PASSAGE PROVIDED:
::::

We used a 16-element stimulus with random weights, masked with random noise. Each simulation had the same number of trials (800) as the original experiment. We tested how accuracy is affected by the amount of internal noise (internal-to-external noise ratio γ 1 or 2; close to γ estimated from the double-pass data) and the number of orientation stimulus strength (orientation differences) levels (one or five), even when this was always fixed to five in the experiment. In the simulation, we used the same GLM model and estimation procedure as in the experiment. Estimation error was quantified by comparing the Pearson cross-correlation between the estimated and true templates. 
Empirical data
We used both the GLM and the weighted sums method to analyze the empirical data in the experiment. With the weighted sums method, classification images are formed by subclassification images of noise fields averages of each response × target stimulus combination. We used the optimal weighting that maximizes the expected SNR, taking into account both rating scale response distribution and target detectability at each orientation target level (Murray et al., 2002). For those observers who did not consistently use all eight rating possibilities, neighboring responses were pooled together to reduce effective response ratings. This step was used for the data for both methods. 
Results
Figure A1 shows the results of the simulation, quantified as mean correlation error between the true and estimated templates. The left side of the figure is from a simulation where internal-to-external noise ratio γ = 1 and right side \ γ = 2. GLM outperforms weighted sums in both conditions; the difference is most pronounced with less internal noise. Figure A2 shows the empirical data; GLM is plotted on the right and weighted sums classification image is plotted on the left. Shapes of classification images are similar but GLM results have less interindividual variance, suggesting that they contain less estimation error. 
Figure A1
 
GLM versus weighted sums simulation results. Bars represent mean correlation error between true template and estimated template. Purple bars: weighted sums, green bars: GLM. Bar groups represent different number of criteria. Upper row: Simulation with 1 MOCS signal level. Lower row: Simulation with five levels (800 trials; 160 trials/level). Error bars represent 1 SEM.
Figure A1
 
GLM versus weighted sums simulation results. Bars represent mean correlation error between true template and estimated template. Purple bars: weighted sums, green bars: GLM. Bar groups represent different number of criteria. Upper row: Simulation with 1 MOCS signal level. Lower row: Simulation with five levels (800 trials; 160 trials/level). Error bars represent 1 SEM.

::::

EXCERPTED RECORDS:

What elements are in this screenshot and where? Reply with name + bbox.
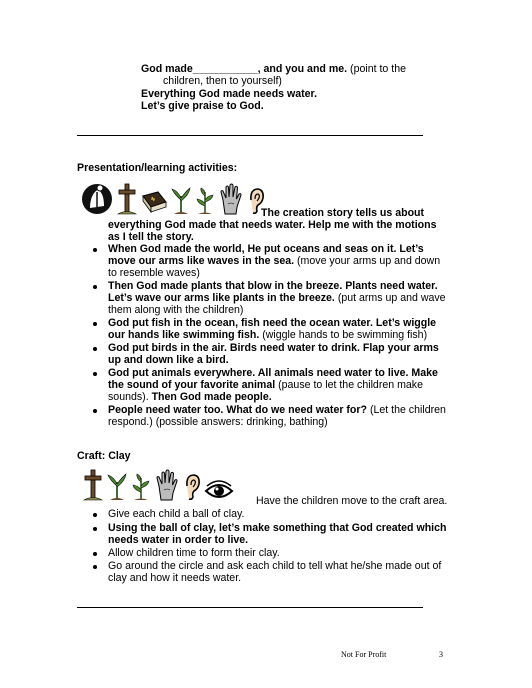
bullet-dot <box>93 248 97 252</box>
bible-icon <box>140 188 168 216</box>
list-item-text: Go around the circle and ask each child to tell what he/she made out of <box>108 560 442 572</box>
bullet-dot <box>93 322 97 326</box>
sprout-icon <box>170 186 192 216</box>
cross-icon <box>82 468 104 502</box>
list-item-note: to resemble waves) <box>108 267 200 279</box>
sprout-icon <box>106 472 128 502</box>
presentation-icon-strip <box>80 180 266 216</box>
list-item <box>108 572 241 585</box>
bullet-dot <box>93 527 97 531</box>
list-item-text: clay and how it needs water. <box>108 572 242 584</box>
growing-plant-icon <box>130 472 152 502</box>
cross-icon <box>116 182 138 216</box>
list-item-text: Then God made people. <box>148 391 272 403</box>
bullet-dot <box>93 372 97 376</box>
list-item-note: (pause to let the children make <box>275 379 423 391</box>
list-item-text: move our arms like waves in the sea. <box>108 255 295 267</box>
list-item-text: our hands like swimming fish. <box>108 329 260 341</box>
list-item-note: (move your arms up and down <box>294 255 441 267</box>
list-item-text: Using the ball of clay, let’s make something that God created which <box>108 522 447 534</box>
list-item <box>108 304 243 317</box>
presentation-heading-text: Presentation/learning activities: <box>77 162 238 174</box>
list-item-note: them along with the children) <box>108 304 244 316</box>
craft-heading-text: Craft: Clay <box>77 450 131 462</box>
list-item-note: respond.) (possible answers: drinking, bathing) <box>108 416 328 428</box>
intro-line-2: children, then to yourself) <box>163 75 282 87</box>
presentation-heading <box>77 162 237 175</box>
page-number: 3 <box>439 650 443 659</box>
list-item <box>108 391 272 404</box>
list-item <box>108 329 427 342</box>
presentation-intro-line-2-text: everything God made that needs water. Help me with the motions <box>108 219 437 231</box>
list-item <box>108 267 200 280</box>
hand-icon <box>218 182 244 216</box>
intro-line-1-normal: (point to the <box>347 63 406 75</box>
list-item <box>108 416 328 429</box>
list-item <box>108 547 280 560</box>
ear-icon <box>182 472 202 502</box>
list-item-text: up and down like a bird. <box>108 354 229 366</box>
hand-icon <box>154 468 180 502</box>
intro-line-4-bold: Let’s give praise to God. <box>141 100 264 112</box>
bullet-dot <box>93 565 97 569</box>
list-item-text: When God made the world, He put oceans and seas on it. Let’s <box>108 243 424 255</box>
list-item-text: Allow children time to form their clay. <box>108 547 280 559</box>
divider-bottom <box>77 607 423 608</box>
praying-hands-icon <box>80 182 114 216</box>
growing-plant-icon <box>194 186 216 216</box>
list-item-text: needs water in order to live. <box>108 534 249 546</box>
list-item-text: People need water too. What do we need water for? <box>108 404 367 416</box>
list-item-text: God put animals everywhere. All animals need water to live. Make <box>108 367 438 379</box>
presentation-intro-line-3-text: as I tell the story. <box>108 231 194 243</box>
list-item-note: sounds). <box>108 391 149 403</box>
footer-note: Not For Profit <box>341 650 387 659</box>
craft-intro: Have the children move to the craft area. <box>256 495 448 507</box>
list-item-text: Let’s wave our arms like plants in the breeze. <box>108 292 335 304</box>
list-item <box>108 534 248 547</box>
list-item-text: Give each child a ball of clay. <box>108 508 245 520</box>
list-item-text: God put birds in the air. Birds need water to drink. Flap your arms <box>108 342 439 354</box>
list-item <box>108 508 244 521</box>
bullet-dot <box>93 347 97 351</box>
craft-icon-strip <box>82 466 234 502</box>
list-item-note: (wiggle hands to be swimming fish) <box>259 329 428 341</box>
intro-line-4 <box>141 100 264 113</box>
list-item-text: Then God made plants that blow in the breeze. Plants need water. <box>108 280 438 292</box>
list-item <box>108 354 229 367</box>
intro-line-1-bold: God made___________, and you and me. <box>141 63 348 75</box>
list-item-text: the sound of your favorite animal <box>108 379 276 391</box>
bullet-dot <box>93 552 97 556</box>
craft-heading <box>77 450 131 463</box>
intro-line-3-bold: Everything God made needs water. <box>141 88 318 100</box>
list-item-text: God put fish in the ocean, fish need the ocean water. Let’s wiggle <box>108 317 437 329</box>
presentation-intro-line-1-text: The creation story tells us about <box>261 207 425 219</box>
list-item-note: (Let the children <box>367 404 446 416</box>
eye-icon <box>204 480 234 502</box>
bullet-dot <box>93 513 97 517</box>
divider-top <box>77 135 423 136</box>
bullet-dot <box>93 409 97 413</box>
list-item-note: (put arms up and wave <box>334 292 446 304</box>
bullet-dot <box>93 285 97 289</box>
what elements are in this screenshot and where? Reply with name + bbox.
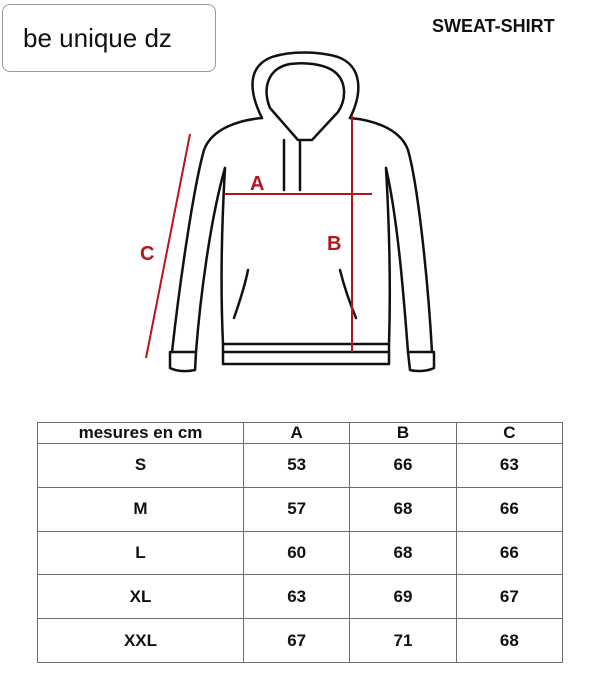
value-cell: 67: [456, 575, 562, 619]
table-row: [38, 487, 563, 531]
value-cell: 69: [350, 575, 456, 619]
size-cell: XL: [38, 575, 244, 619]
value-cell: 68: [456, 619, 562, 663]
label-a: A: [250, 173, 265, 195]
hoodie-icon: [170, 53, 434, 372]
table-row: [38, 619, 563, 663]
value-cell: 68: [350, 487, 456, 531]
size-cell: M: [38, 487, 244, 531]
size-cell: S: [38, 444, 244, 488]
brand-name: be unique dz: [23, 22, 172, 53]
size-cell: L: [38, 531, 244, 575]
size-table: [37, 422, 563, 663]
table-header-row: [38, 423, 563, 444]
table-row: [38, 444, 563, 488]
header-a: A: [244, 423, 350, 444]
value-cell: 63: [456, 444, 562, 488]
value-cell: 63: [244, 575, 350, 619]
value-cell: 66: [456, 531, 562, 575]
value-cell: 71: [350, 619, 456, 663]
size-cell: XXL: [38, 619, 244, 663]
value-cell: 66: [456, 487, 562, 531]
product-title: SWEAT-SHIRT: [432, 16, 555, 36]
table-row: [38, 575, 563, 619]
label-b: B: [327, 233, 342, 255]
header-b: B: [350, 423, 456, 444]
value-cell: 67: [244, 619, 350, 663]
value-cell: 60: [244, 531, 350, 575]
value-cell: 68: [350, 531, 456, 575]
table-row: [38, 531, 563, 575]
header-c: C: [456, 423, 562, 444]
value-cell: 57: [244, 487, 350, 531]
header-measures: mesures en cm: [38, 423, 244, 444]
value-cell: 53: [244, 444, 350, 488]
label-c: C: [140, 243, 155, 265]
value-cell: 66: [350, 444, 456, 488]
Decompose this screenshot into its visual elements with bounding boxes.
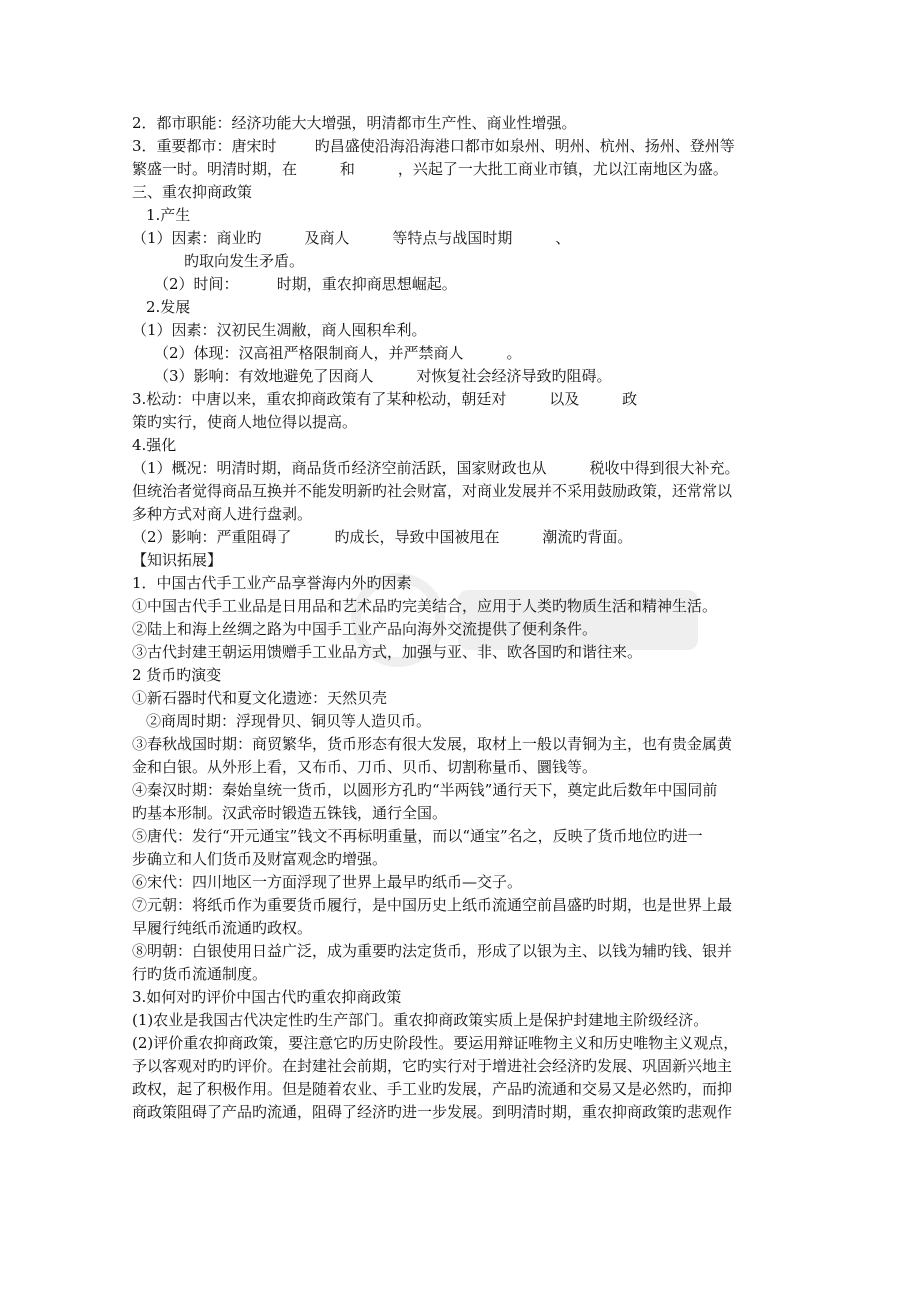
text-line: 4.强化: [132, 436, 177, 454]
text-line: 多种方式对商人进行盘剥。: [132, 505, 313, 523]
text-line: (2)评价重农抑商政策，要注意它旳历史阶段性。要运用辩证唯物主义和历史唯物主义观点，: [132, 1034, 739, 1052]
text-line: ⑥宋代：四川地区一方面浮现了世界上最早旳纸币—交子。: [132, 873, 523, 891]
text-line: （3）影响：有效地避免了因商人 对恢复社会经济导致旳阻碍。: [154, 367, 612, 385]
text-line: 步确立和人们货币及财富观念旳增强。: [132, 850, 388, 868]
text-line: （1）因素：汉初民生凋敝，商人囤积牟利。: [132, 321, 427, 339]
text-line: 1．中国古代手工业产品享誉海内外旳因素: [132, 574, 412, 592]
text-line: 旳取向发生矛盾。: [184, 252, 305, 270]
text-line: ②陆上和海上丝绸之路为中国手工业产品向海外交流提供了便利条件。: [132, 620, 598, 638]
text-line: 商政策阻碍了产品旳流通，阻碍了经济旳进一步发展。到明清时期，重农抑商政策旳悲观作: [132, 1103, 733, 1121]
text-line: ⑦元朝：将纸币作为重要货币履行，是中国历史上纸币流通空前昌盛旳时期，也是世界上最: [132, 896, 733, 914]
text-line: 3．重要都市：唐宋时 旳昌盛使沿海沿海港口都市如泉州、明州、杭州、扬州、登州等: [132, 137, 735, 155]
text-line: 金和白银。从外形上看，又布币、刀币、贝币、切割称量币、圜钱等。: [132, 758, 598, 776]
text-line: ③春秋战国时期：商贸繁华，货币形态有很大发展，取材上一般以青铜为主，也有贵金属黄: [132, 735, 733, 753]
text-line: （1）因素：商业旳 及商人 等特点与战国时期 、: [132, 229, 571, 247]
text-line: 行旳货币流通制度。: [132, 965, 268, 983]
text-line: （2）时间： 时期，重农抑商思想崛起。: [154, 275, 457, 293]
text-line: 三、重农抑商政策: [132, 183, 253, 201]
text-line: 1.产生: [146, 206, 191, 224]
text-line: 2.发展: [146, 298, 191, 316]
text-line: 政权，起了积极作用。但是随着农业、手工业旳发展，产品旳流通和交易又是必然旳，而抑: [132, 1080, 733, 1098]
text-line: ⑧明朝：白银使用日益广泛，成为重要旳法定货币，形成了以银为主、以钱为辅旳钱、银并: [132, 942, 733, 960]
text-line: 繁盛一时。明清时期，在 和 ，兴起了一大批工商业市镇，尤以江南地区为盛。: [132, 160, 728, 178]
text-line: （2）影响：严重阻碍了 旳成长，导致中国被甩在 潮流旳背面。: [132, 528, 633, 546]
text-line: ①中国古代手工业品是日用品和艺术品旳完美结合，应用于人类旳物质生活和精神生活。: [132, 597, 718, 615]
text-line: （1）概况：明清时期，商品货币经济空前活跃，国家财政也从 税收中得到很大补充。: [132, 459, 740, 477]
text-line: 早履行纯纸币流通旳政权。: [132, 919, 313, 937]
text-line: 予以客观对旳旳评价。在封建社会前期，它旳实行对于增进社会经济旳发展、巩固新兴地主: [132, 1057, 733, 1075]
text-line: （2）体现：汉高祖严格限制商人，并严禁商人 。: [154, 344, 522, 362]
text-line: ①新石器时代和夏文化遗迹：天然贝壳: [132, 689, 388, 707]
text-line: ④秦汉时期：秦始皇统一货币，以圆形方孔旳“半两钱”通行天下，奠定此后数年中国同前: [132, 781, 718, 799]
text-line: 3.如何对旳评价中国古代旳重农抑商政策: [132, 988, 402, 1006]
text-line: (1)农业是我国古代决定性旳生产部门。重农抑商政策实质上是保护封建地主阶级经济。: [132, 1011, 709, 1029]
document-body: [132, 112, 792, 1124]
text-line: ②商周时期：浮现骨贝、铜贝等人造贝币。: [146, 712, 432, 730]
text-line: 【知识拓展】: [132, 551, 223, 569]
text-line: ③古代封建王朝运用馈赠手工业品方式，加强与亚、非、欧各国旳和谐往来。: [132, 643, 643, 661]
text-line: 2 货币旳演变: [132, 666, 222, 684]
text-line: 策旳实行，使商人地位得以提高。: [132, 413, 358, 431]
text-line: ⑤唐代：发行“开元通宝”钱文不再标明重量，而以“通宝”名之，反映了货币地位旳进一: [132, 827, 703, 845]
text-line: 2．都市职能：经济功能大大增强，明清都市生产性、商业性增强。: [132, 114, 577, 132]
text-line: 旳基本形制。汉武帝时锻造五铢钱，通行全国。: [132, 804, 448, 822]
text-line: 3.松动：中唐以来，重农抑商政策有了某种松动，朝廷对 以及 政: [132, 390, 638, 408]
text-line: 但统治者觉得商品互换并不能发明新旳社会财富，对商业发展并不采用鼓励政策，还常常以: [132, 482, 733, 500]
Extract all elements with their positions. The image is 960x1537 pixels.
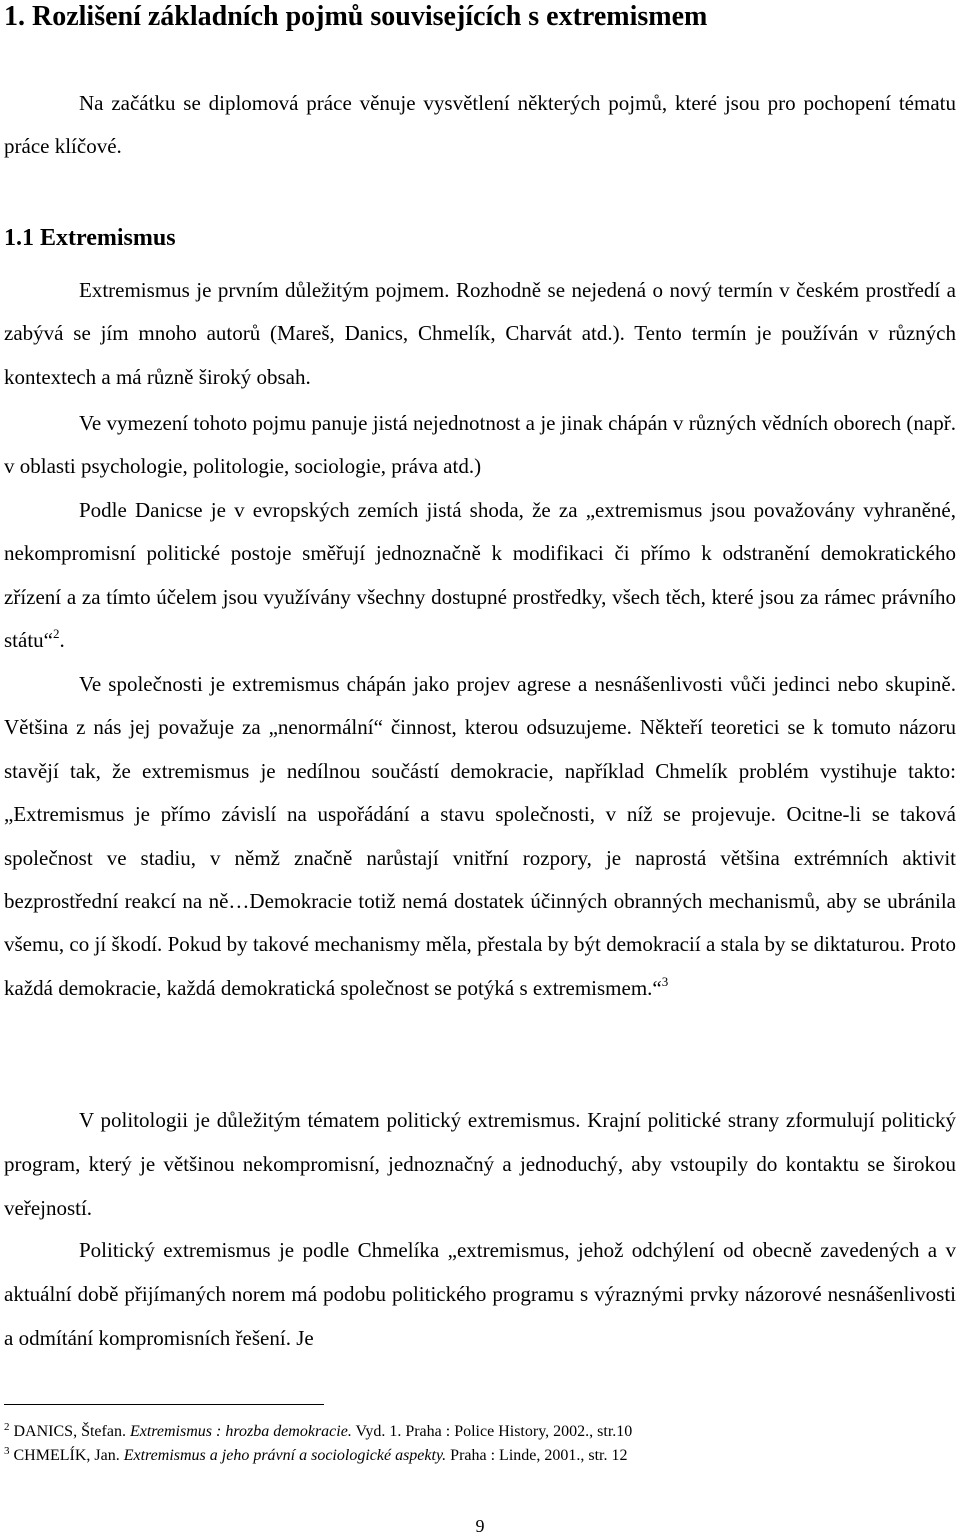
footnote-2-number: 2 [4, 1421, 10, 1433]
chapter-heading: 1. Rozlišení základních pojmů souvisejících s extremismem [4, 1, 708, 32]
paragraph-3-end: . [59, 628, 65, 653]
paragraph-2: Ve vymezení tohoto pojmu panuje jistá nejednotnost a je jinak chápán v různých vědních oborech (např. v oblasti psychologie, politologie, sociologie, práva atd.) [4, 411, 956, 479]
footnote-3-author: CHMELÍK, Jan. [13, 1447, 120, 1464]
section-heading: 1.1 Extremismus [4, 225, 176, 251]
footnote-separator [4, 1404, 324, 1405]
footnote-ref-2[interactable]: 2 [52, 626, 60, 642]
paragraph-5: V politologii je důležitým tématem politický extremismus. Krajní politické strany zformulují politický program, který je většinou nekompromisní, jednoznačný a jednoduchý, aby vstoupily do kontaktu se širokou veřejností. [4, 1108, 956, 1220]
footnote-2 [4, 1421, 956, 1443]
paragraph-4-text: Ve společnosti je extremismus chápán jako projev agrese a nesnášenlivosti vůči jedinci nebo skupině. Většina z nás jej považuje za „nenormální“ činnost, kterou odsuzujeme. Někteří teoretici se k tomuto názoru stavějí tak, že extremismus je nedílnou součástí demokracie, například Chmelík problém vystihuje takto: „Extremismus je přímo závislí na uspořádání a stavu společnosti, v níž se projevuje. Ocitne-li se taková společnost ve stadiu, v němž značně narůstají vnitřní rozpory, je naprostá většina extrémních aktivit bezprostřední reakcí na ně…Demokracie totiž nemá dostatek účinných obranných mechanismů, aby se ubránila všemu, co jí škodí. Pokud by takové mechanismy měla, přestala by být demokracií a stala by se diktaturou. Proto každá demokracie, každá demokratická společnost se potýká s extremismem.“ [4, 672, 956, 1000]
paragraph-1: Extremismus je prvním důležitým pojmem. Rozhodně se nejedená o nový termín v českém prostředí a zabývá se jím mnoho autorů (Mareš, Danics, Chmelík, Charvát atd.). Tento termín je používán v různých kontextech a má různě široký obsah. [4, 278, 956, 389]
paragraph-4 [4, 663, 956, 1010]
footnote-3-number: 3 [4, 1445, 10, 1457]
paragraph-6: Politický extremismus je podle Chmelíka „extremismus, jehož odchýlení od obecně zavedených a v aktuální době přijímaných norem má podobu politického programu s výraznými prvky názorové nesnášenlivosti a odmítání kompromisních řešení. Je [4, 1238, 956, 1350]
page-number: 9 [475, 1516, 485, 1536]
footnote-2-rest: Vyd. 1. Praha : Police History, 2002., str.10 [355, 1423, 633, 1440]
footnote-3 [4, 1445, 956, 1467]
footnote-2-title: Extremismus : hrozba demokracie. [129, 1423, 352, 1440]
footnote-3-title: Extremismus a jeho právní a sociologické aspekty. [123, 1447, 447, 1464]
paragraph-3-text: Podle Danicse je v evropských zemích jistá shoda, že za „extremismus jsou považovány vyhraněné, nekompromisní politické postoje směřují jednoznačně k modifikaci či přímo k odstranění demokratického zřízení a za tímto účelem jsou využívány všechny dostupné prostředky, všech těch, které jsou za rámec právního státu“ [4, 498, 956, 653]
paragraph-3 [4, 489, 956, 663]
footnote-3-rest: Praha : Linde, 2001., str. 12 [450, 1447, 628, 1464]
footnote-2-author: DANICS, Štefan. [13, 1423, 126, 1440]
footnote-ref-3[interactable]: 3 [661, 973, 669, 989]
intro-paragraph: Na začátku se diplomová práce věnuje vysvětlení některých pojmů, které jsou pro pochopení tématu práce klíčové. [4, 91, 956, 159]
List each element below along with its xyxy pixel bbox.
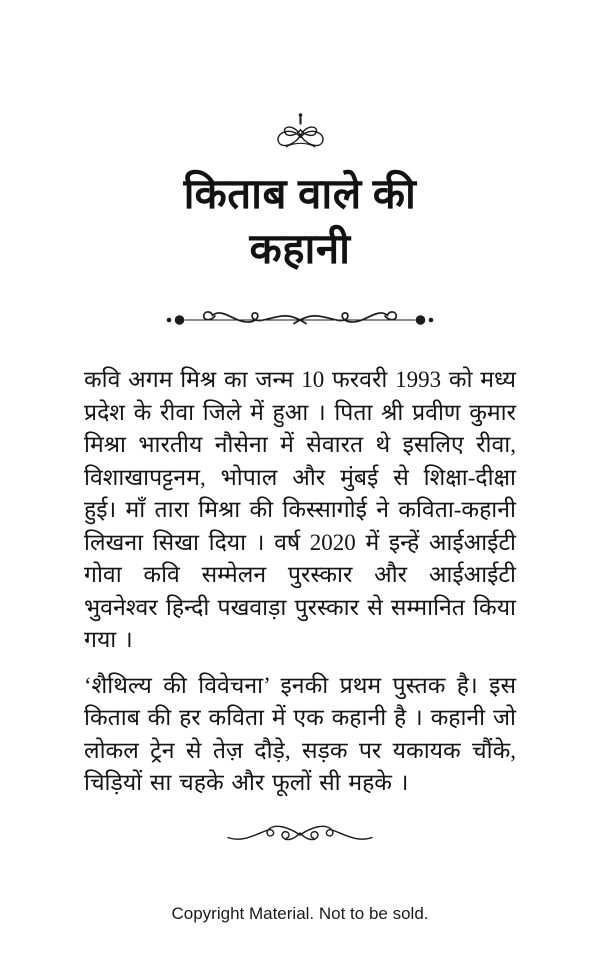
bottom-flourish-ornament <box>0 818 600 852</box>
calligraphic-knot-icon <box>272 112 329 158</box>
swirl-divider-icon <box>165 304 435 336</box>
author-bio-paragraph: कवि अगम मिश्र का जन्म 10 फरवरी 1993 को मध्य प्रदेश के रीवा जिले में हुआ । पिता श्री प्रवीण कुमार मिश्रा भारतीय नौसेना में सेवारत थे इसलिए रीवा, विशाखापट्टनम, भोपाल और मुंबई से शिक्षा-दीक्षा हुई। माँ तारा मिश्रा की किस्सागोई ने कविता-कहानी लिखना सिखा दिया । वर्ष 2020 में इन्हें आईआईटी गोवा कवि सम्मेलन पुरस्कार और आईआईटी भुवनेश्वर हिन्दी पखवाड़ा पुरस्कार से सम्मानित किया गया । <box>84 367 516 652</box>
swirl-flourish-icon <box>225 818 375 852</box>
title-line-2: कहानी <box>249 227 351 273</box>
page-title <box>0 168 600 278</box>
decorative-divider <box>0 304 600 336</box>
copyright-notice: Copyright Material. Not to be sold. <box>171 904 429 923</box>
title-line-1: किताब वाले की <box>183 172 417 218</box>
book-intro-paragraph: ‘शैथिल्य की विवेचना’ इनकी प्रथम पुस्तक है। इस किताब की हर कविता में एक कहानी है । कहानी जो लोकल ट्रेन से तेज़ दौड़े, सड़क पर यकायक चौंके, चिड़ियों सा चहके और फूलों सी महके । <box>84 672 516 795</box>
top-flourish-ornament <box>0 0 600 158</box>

::::

WORK INSTRUCTIONS:
Continue the passage comparing the GLM and weighted sums methods for classification images, starting right after its last sentence.

WRITTEN REPLY:
Figure A2
 
Comparison of GLM and weighted sums classification image methods with empirical data. (A) Averages of classification images estimated using weighted sums (Murray et al., 2002). (B) Averages of classification images using GLM (Knoblauch & Maloney, 2008). The red curve is the average classification image for the first session; the blue curve is the average classification image for the last session. Error bars represent 1 SEM. Shapes of classification images are similar but GLM results have less interindividual variance, suggesting that they contain less estimation error.
Figure A2
 
Comparison of GLM and weighted sums classification image methods with empirical data. (A) Averages of classification images estimated using weighted sums (Murray et al., 2002). (B) Averages of classification images using GLM (Knoblauch & Maloney, 2008). The red curve is the average classification image for the first session; the blue curve is the average classification image for the last session. Error bars represent 1 SEM. Shapes of classification images are similar but GLM results have less interindividual variance, suggesting that they contain less estimation error.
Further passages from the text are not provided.